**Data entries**
## Begin

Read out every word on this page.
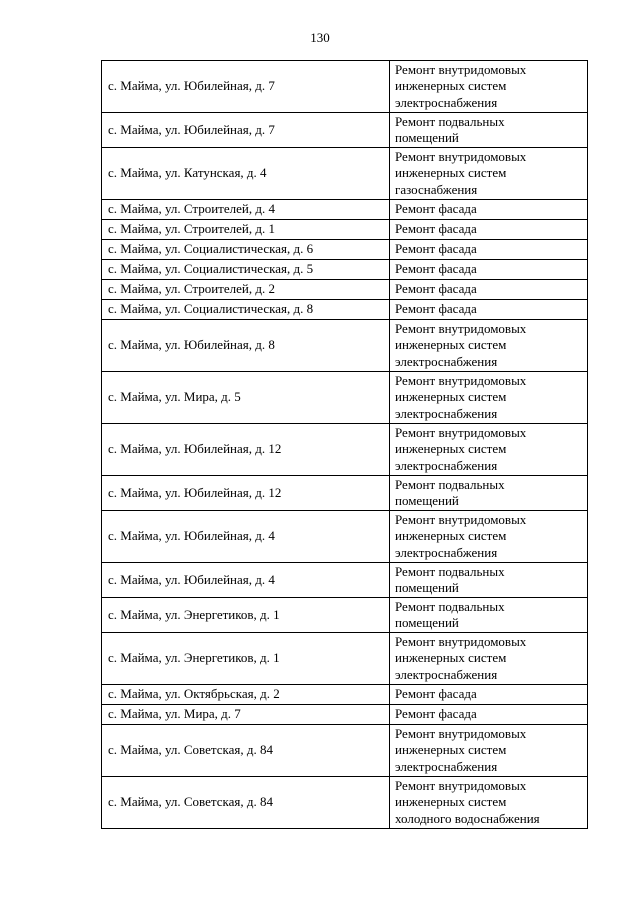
130
с. Майма, ул. Юбилейная, д. 7	Ремонт внутридомовых
инженерных систем
электроснабжения
с. Майма, ул. Юбилейная, д. 7	Ремонт подвальных
помещений
с. Майма, ул. Катунская, д. 4	Ремонт внутридомовых
инженерных систем
газоснабжения
с. Майма, ул. Строителей, д. 4	Ремонт фасада
с. Майма, ул. Строителей, д. 1	Ремонт фасада
с. Майма, ул. Социалистическая, д. 6	Ремонт фасада
с. Майма, ул. Социалистическая, д. 5	Ремонт фасада
с. Майма, ул. Строителей, д. 2	Ремонт фасада
с. Майма, ул. Социалистическая, д. 8	Ремонт фасада
с. Майма, ул. Юбилейная, д. 8	Ремонт внутридомовых
инженерных систем
электроснабжения
с. Майма, ул. Мира, д. 5	Ремонт внутридомовых
инженерных систем
электроснабжения
с. Майма, ул. Юбилейная, д. 12	Ремонт внутридомовых
инженерных систем
электроснабжения
с. Майма, ул. Юбилейная, д. 12	Ремонт подвальных
помещений
с. Майма, ул. Юбилейная, д. 4	Ремонт внутридомовых
инженерных систем
электроснабжения
с. Майма, ул. Юбилейная, д. 4	Ремонт подвальных
помещений
с. Майма, ул. Энергетиков, д. 1	Ремонт подвальных
помещений
с. Майма, ул. Энергетиков, д. 1	Ремонт внутридомовых
инженерных систем
электроснабжения
с. Майма, ул. Октябрьская, д. 2	Ремонт фасада
с. Майма, ул. Мира, д. 7	Ремонт фасада
с. Майма, ул. Советская, д. 84	Ремонт внутридомовых
инженерных систем
электроснабжения
с. Майма, ул. Советская, д. 84	Ремонт внутридомовых
инженерных систем
холодного водоснабжения
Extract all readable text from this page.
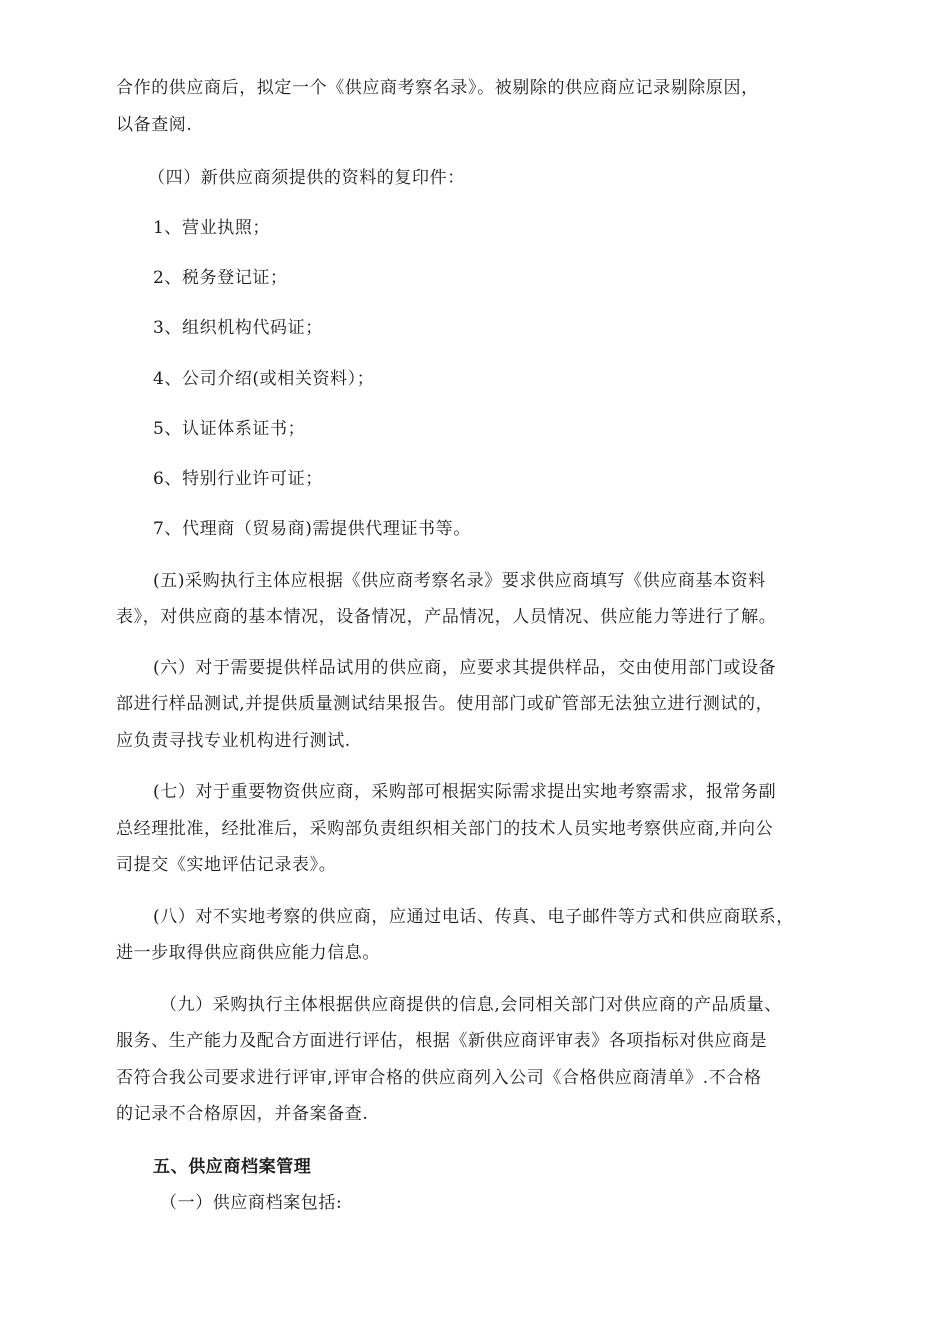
合作的供应商后，拟定一个《供应商考察名录》。被剔除的供应商应记录剔除原因，
以备查阅.
（四）新供应商须提供的资料的复印件：
1、营业执照；
2、税务登记证；
3、组织机构代码证；
4、公司介绍(或相关资料）；
5、认证体系证书；
6、特别行业许可证；
7、代理商（贸易商)需提供代理证书等。
(五)采购执行主体应根据《供应商考察名录》要求供应商填写《供应商基本资料
表》，对供应商的基本情况，设备情况，产品情况，人员情况、供应能力等进行了解。
(六）对于需要提供样品试用的供应商，应要求其提供样品，交由使用部门或设备
部进行样品测试,并提供质量测试结果报告。使用部门或矿管部无法独立进行测试的，
应负责寻找专业机构进行测试.
(七）对于重要物资供应商，采购部可根据实际需求提出实地考察需求，报常务副
总经理批准，经批准后，采购部负责组织相关部门的技术人员实地考察供应商,并向公
司提交《实地评估记录表》。
(八）对不实地考察的供应商，应通过电话、传真、电子邮件等方式和供应商联系，
进一步取得供应商供应能力信息。
（九）采购执行主体根据供应商提供的信息,会同相关部门对供应商的产品质量、
服务、生产能力及配合方面进行评估，根据《新供应商评审表》各项指标对供应商是
否符合我公司要求进行评审,评审合格的供应商列入公司《合格供应商清单》.不合格
的记录不合格原因，并备案备查.
五、供应商档案管理
（一）供应商档案包括:
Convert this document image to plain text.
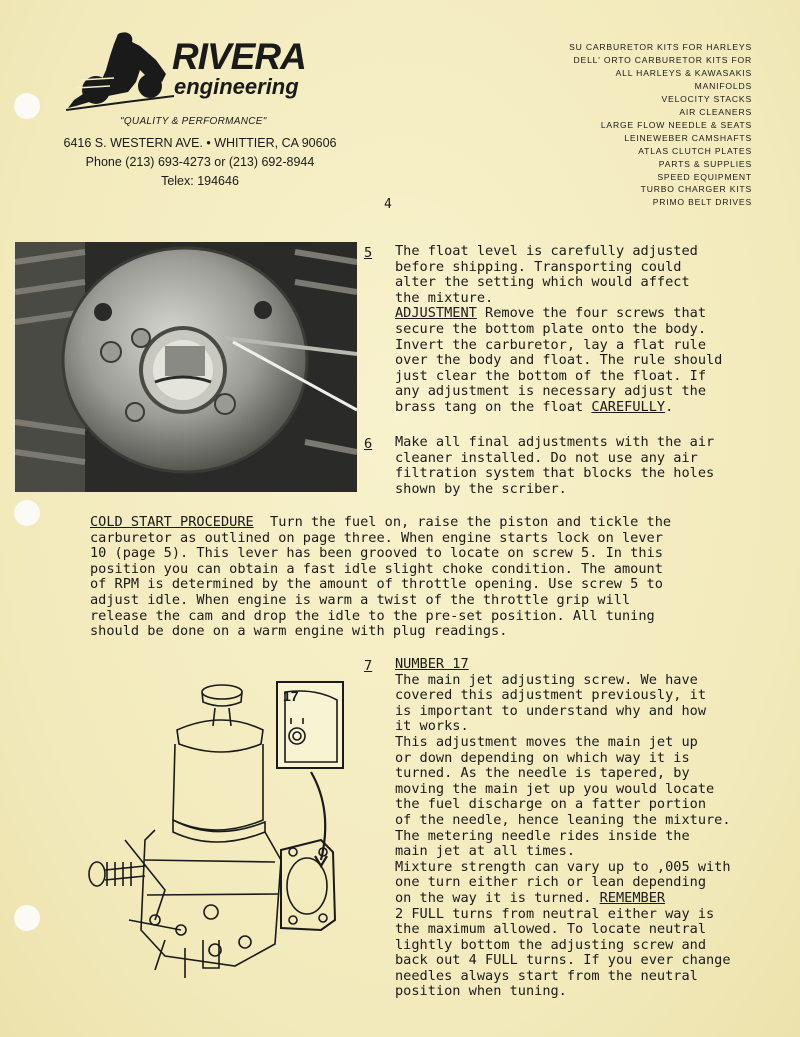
RIVERA
engineering
"QUALITY & PERFORMANCE"
6416 S. WESTERN AVE. • WHITTIER, CA 90606
Phone (213) 693-4273 or (213) 692-8944
Telex: 194646
SU CARBURETOR KITS FOR HARLEYS
DELL' ORTO CARBURETOR KITS FOR
ALL HARLEYS & KAWASAKIS
MANIFOLDS
VELOCITY STACKS
AIR CLEANERS
LARGE FLOW NEEDLE & SEATS
LEINEWEBER CAMSHAFTS
ATLAS CLUTCH PLATES
PARTS & SUPPLIES
SPEED EQUIPMENT
TURBO CHARGER KITS
PRIMO BELT DRIVES
4
5 The float level is carefully adjusted
before shipping. Transporting could
alter the setting which would affect
the mixture.
ADJUSTMENT Remove the four screws that
secure the bottom plate onto the body.
Invert the carburetor, lay a flat rule
over the body and float. The rule should
just clear the bottom of the float. If
any adjustment is necessary adjust the
brass tang on the float CAREFULLY.
6 Make all final adjustments with the air
cleaner installed. Do not use any air
filtration system that blocks the holes
shown by the scriber.
COLD START PROCEDURE  Turn the fuel on, raise the piston and tickle the
carburetor as outlined on page three. When engine starts lock on lever
10 (page 5). This lever has been grooved to locate on screw 5. In this
position you can obtain a fast idle slight choke condition. The amount
of RPM is determined by the amount of throttle opening. Use screw 5 to
adjust idle. When engine is warm a twist of the throttle grip will
release the cam and drop the idle to the pre-set position. All tuning
should be done on a warm engine with plug readings.
7 NUMBER 17
The main jet adjusting screw. We have
covered this adjustment previously, it
is important to understand why and how
it works.
This adjustment moves the main jet up
or down depending on which way it is
turned. As the needle is tapered, by
moving the main jet up you would locate
the fuel discharge on a fatter portion
of the needle, hence leaning the mixture.
The metering needle rides inside the
main jet at all times.
Mixture strength can vary up to ,005 with
one turn either rich or lean depending
on the way it is turned. REMEMBER
2 FULL turns from neutral either way is
the maximum allowed. To locate neutral
lightly bottom the adjusting screw and
back out 4 FULL turns. If you ever change
needles always start from the neutral
position when tuning.
17
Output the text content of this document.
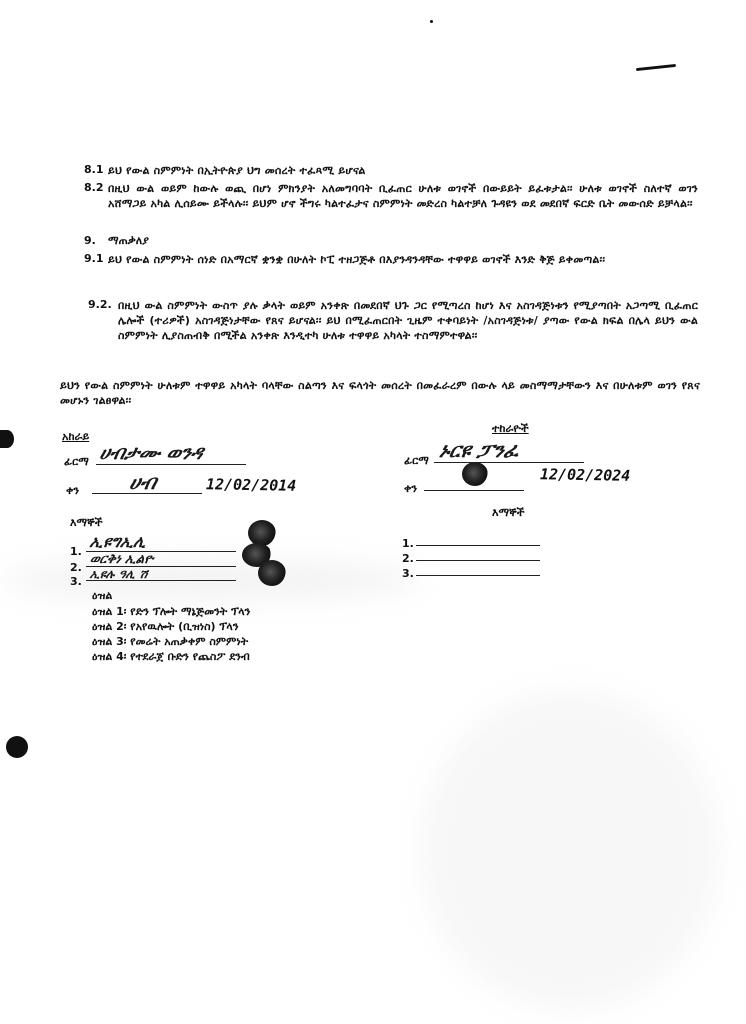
8.1 ይህ የውል ስምምነት በኢትዮጵያ ህግ መሰረት ተፈጻሚ ይሆናል
8.2 በዚህ ውል ወይም ከውሉ ወጪ በሆነ ምክንያት አለመግባባት ቢፈጠር ሁለቱ ወገኖች በውይይት ይፈቱታል፡፡ ሁለቱ ወገኖች ስለተኛ ወገን አሸማጋይ አካል ሊሰይሙ ይችላሉ፡፡ ይህም ሆኖ ችግሩ ካልተፈታና ስምምነት መድረስ ካልተቻለ ጉዳዩን ወደ መደበኛ ፍርድ ቤት መውሰድ ይቻላል፡፡
9. ማጠቃለያ
9.1 ይህ የውል ስምምነት ሰነድ በአማርኛ ቋንቋ በሁለት ኮፒ ተዘጋጅቶ በእያንዳንዳቸው ተዋዋይ ወገኖች እንድ ቅጅ ይቀመጣል፡፡
9.2. በዚህ ውል ስምምነት ውስጥ ያሉ ቃላት ወይም አንቀጽ በመደበኛ ህጉ ጋር የሚጣረስ ከሆነ እና አስገዳጅነቱን የሚያጣበት አጋጣሚ ቢፈጠር ሌሎች (ተሪዎች) አስገዳጅነታቸው የጸና ይሆናል፡፡ ይህ በሚፈጠርበት ጊዜም ተቀባይነት /አስገዳጅነቱ/ ያጣው የውል ክፍል በሌላ ይህን ውል ስምምነት ሊያስጠብቅ በሚችል አንቀጽ እንዲተካ ሁለቱ ተዋዋይ አካላት ተስማምተዋል፡፡
ይህን የውል ስምምነት ሁለቱም ተዋዋይ አካላት ባላቸው ስልጣን እና ፍላጎት መሰረት በመፈራረም በውሉ ላይ መስማማታቸውን እና በሁለቱም ወገን የጸና መሆኑን ገልፀዋል፡፡
አከራይ
ፊርማ ሀብታሙ ወንዳ
ቀን ሀብ	12/02/2014
እማኞች
1.
2.
3.
ኢዩግኢሊ
ወርቅነ ኢልዮ
ኢዩሉ ዓሊ ሽ
ዕዝል
ዕዝል 1፡ የድን ፕሎት ማኔጅመንት ፕላን
ዕዝል 2፡ የአየዉሎት (ቢዝነስ) ፕላን
ዕዝል 3፡ የመሬት አጠቃቀም ስምምነት
ዕዝል 4፡ የተደራጀ ቡድን የጨስፖ ደንብ
ተከራዮች
ፊርማ ኑርዩ ፓንፈ
ቀን
12/02/2024
እማኞች
1.
2.
3.
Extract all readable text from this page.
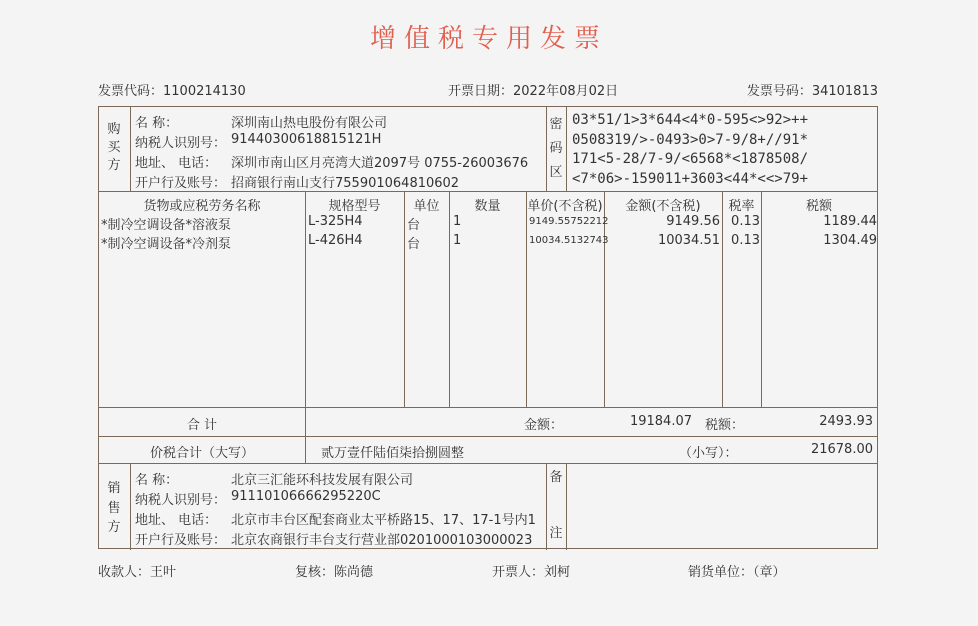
增值税专用发票
发票代码：1100214130	开票日期：2022年08月02日	发票号码：34101813
购
买
方
名 称：	深圳南山热电股份有限公司
纳税人识别号： 91440300618815121H
地址、 电话： 深圳市南山区月亮湾大道2097号 0755-26003676
开户行及账号： 招商银行南山支行755901064810602
密
码
区
03*51/1>3*644<4*0-595<>92>++
0508319/>-0493>0>7-9/8+//91*
171<5-28/7-9/<6568*<1878508/
<7*06>-159011+3603<44*<<>79+
货物或应税劳务名称	规格型号	单位	数量	单价(不含税)	金额(不含税)	税率	税额
*制冷空调设备*溶液泵	L-325H4	台	1	9149.55752212	9149.56 0.13	1189.44
*制冷空调设备*冷剂泵	L-426H4	台	1	10034.5132743	10034.51 0.13	1304.49
合 计	金额：	19184.07 税额：	2493.93
价税合计（大写）	贰万壹仟陆佰柒拾捌圆整	（小写）：	21678.00
销
售
方
名 称：	北京三汇能环科技发展有限公司
纳税人识别号： 91110106666295220C
地址、 电话： 北京市丰台区配套商业太平桥路15、17、17-1号内1
开户行及账号： 北京农商银行丰台支行营业部0201000103000023
备
注
收款人：王叶	复核：陈尚德	开票人：刘柯	销货单位：（章）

## End

**Prompt**
Each line in the data that holds the string "Социалистическая" should be found and copied.

**Worked answer**
с. Майма, ул. Социалистическая, д. 6	Ремонт фасада
с. Майма, ул. Социалистическая, д. 5	Ремонт фасада
с. Майма, ул. Социалистическая, д. 8	Ремонт фасада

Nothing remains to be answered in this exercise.